━━━━━ Supplied entries ━━━━━

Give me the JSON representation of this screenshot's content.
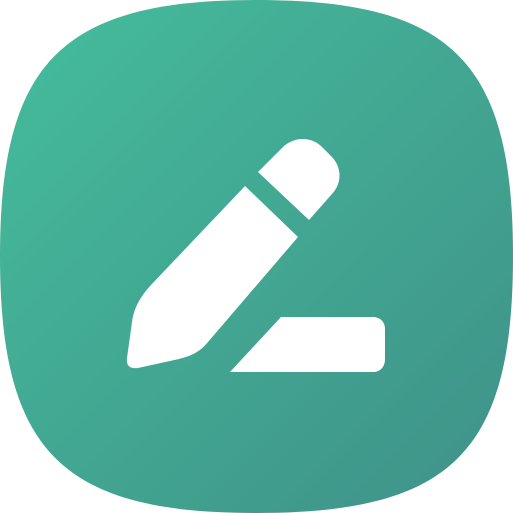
{
  "app_icon": {
    "icon": "edit-pencil-icon",
    "colors": {
      "gradient_start": "#45BD9C",
      "gradient_end": "#3F9188",
      "glyph": "#FFFFFF",
      "page_background": "#FFFFFF"
    }
  }
}
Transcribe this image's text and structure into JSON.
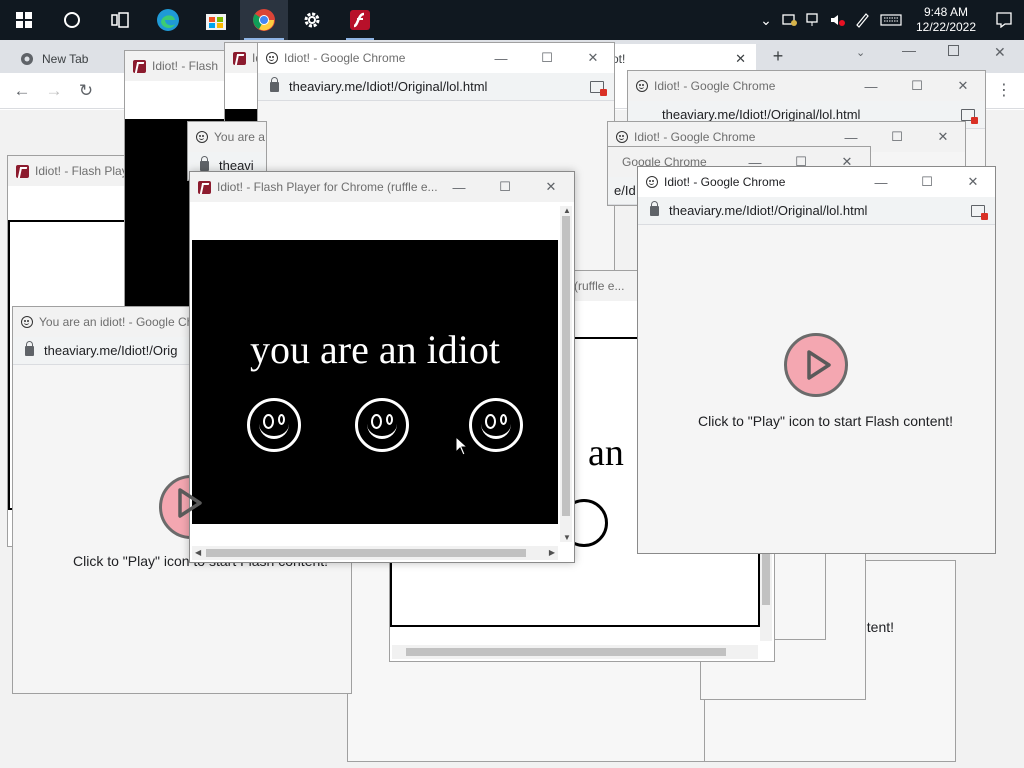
{
  "taskbar": {
    "apps": [
      "start",
      "search",
      "task-view",
      "edge",
      "store",
      "chrome",
      "settings",
      "flash"
    ],
    "time": "9:48 AM",
    "date": "12/22/2022"
  },
  "chrome": {
    "tab1_label": "New Tab",
    "tab2_label": "ot!"
  },
  "windows": {
    "w_left_flash_title": "Idiot! - Flash Play",
    "w_top_flash_title": "Idiot! - Flash",
    "w_top_flash2_title": "Id",
    "w_center_chrome_title": "Idiot! - Google Chrome",
    "w_center_chrome_url": "theaviary.me/Idiot!/Original/lol.html",
    "w_smiley_title": "You are a",
    "w_smiley_url": "theavi",
    "w_youare_title": "You are an idiot! - Google Ch",
    "w_youare_url": "theaviary.me/Idiot!/Orig",
    "w_right_back_title": "Idiot! - Google Chrome",
    "w_right_back_url": "theaviary.me/Idiot!/Original/lol.html",
    "w_right_mid_title": "Idiot! - Google Chrome",
    "w_right_mid2_title": "Google Chrome",
    "w_right_mid2_url": "e/Id",
    "w_ruffle_partial": "(ruffle e...",
    "w_main_right_title": "Idiot! - Google Chrome",
    "w_main_right_url": "theaviary.me/Idiot!/Original/lol.html",
    "flash_main_title": "Idiot! - Flash Player for Chrome (ruffle e...",
    "flash_message": "Click to \"Play\" icon to start Flash content!",
    "flash_message_partial": "Click to \"Play\" icon to start Flash content!",
    "bg_text_an": "an",
    "bg_text_ntent": "ntent!"
  },
  "flash_stage": {
    "text": "you are an idiot"
  }
}
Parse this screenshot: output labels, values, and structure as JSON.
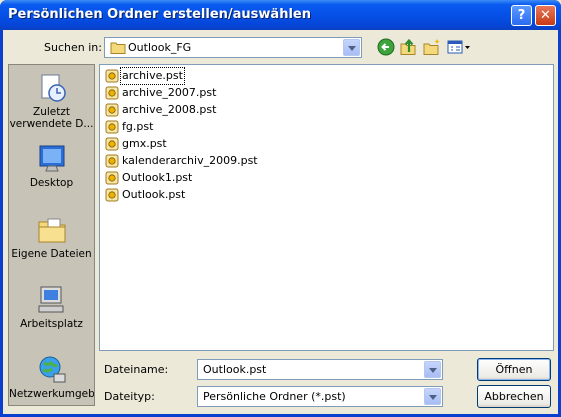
{
  "window": {
    "title": "Persönlichen Ordner erstellen/auswählen",
    "help_glyph": "?",
    "close_glyph": "✕"
  },
  "lookin": {
    "label": "Suchen in:",
    "value": "Outlook_FG"
  },
  "toolbar": {
    "icons": [
      "back-icon",
      "up-folder-icon",
      "new-folder-icon",
      "view-menu-icon"
    ]
  },
  "places": [
    {
      "label": "Zuletzt verwendete D...",
      "label_line1": "Zuletzt",
      "label_line2": "verwendete D...",
      "icon": "recent-documents-icon"
    },
    {
      "label": "Desktop",
      "icon": "desktop-icon"
    },
    {
      "label": "Eigene Dateien",
      "icon": "my-documents-icon"
    },
    {
      "label": "Arbeitsplatz",
      "icon": "my-computer-icon"
    },
    {
      "label": "Netzwerkumgeb",
      "icon": "network-icon"
    }
  ],
  "files": [
    {
      "name": "archive.pst"
    },
    {
      "name": "archive_2007.pst"
    },
    {
      "name": "archive_2008.pst"
    },
    {
      "name": "fg.pst"
    },
    {
      "name": "gmx.pst"
    },
    {
      "name": "kalenderarchiv_2009.pst"
    },
    {
      "name": "Outlook1.pst"
    },
    {
      "name": "Outlook.pst"
    }
  ],
  "filename": {
    "label": "Dateiname:",
    "value": "Outlook.pst"
  },
  "filetype": {
    "label": "Dateityp:",
    "value": "Persönliche Ordner (*.pst)"
  },
  "buttons": {
    "open": "Öffnen",
    "cancel": "Abbrechen"
  }
}
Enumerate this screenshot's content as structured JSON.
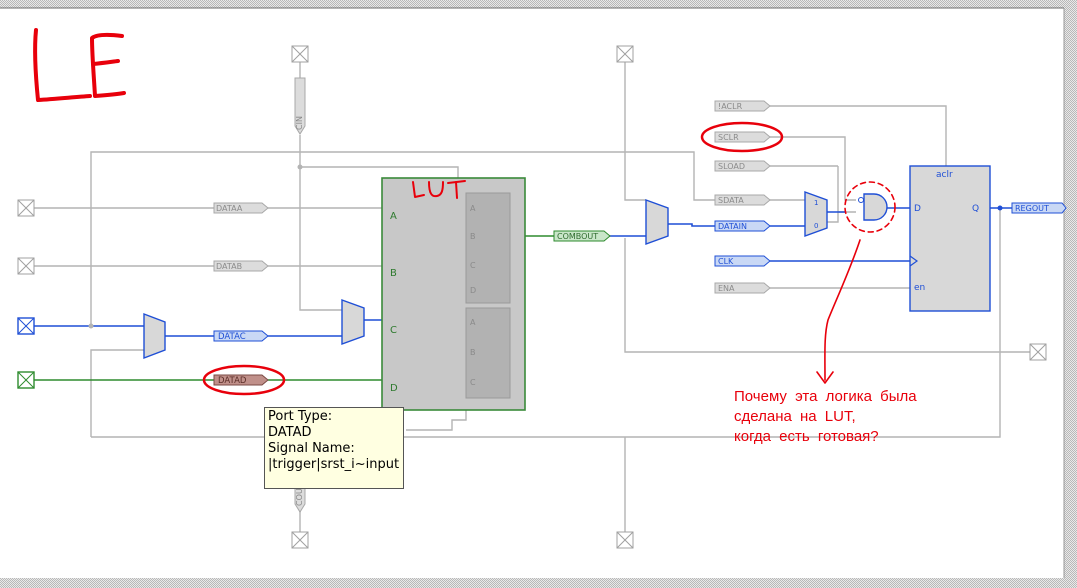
{
  "annotations": {
    "title": "LE",
    "lut_label": "LUT",
    "question": [
      "Почему эта логика была",
      "сделана на LUT,",
      "когда есть готовая?"
    ]
  },
  "ports": {
    "dataa": "DATAA",
    "datab": "DATAB",
    "datac": "DATAC",
    "datad": "DATAD",
    "combout": "COMBOUT",
    "aclr": "!ACLR",
    "sclr": "SCLR",
    "sload": "SLOAD",
    "sdata": "SDATA",
    "datain": "DATAIN",
    "clk": "CLK",
    "ena": "ENA",
    "regout": "REGOUT",
    "cin": "CIN",
    "cout": "COUT"
  },
  "lut_pins": {
    "a": "A",
    "b": "B",
    "c": "C",
    "d": "D"
  },
  "lut_sub_pins": [
    "A",
    "B",
    "C",
    "D",
    "A",
    "B",
    "C"
  ],
  "mux_pins": {
    "one": "1",
    "zero": "0"
  },
  "register": {
    "aclr": "aclr",
    "d": "D",
    "q": "Q",
    "en": "en"
  },
  "tooltip": {
    "line1": "Port Type:",
    "line2": "DATAD",
    "line3": "Signal Name:",
    "line4": "|trigger|srst_i~input"
  },
  "colors": {
    "active_wire": "#1f4fd6",
    "datad_wire": "#2e8b2e",
    "inactive_wire": "#b4b4b4",
    "annotation": "#e8000b",
    "lut_fill": "#c8c8c8",
    "lut_border": "#3a8a3a",
    "register_fill": "#d8d8d8",
    "tooltip_bg": "#ffffe1"
  }
}
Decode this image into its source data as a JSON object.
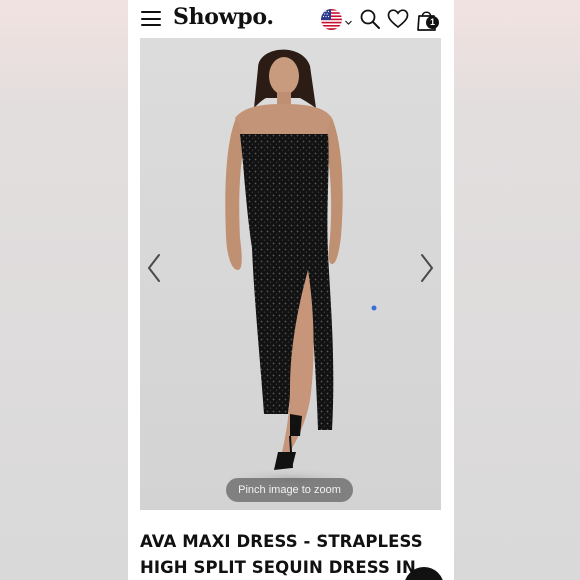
{
  "brand": {
    "logo_text": "Showpo."
  },
  "header": {
    "menu_icon": "hamburger-menu-icon",
    "region_icon": "us-flag-icon",
    "region_dropdown_icon": "chevron-down-icon",
    "search_icon": "search-icon",
    "wishlist_icon": "heart-icon",
    "cart_icon": "shopping-bag-icon",
    "cart_count": "1"
  },
  "gallery": {
    "prev_icon": "chevron-left-icon",
    "next_icon": "chevron-right-icon",
    "zoom_hint": "Pinch image to zoom"
  },
  "product": {
    "title": "AVA MAXI DRESS - STRAPLESS HIGH SPLIT SEQUIN DRESS IN BLACK"
  },
  "colors": {
    "text": "#111111",
    "background": "#ffffff",
    "zoom_pill": "#5f5f5f"
  }
}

━━━━━

## [To do]
Write out each line of the data that holds the string "screenshot".

## [Full output]
Give me the JSON representation of this screenshot's content.
Parse this screenshot: output labels, values, and structure as JSON.
Enumerate this screenshot's content as structured JSON.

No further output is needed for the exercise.